### Directions for this task
Recast the data below as a numbered list with one line per item, leaving out any blank lines.

### Records shown
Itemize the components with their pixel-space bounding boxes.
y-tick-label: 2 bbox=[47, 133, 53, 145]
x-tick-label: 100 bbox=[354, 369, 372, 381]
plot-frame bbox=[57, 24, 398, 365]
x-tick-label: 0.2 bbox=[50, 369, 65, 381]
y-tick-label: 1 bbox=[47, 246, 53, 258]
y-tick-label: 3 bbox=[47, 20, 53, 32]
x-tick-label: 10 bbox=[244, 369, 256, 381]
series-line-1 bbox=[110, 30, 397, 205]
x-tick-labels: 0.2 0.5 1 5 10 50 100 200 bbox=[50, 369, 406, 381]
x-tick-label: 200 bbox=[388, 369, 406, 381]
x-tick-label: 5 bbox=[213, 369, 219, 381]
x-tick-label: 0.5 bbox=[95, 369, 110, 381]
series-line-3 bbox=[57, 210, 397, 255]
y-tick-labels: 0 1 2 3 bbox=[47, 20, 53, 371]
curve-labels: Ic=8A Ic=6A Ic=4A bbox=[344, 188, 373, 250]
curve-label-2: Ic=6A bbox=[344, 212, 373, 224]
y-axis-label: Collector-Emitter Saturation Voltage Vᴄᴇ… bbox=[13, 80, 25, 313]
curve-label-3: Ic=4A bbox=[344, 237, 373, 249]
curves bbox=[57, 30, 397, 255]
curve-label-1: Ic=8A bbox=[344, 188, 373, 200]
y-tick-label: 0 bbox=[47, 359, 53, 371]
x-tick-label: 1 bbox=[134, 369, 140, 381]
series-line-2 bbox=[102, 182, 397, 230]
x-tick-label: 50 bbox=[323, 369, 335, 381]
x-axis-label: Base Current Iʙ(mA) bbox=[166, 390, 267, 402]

### Task result
1. Itemize the components with their pixel-space bounding boxes.
2. y-tick-label: 2 bbox=[47, 133, 53, 145]
3. x-tick-label: 100 bbox=[354, 369, 372, 381]
4. plot-frame bbox=[57, 24, 398, 365]
5. x-tick-label: 0.2 bbox=[50, 369, 65, 381]
6. y-tick-label: 1 bbox=[47, 246, 53, 258]
7. y-tick-label: 3 bbox=[47, 20, 53, 32]
8. x-tick-label: 10 bbox=[244, 369, 256, 381]
9. series-line-1 bbox=[110, 30, 397, 205]
10. x-tick-labels: 0.2 0.5 1 5 10 50 100 200 bbox=[50, 369, 406, 381]
11. x-tick-label: 200 bbox=[388, 369, 406, 381]
12. x-tick-label: 5 bbox=[213, 369, 219, 381]
13. x-tick-label: 0.5 bbox=[95, 369, 110, 381]
14. series-line-3 bbox=[57, 210, 397, 255]
15. y-tick-labels: 0 1 2 3 bbox=[47, 20, 53, 371]
16. curve-labels: Ic=8A Ic=6A Ic=4A bbox=[344, 188, 373, 250]
17. curve-label-2: Ic=6A bbox=[344, 212, 373, 224]
18. y-axis-label: Collector-Emitter Saturation Voltage Vᴄᴇ… bbox=[13, 80, 25, 313]
19. curve-label-3: Ic=4A bbox=[344, 237, 373, 249]
20. curves bbox=[57, 30, 397, 255]
21. curve-label-1: Ic=8A bbox=[344, 188, 373, 200]
22. y-tick-label: 0 bbox=[47, 359, 53, 371]
23. x-tick-label: 1 bbox=[134, 369, 140, 381]
24. series-line-2 bbox=[102, 182, 397, 230]
25. x-tick-label: 50 bbox=[323, 369, 335, 381]
26. x-axis-label: Base Current Iʙ(mA) bbox=[166, 390, 267, 402]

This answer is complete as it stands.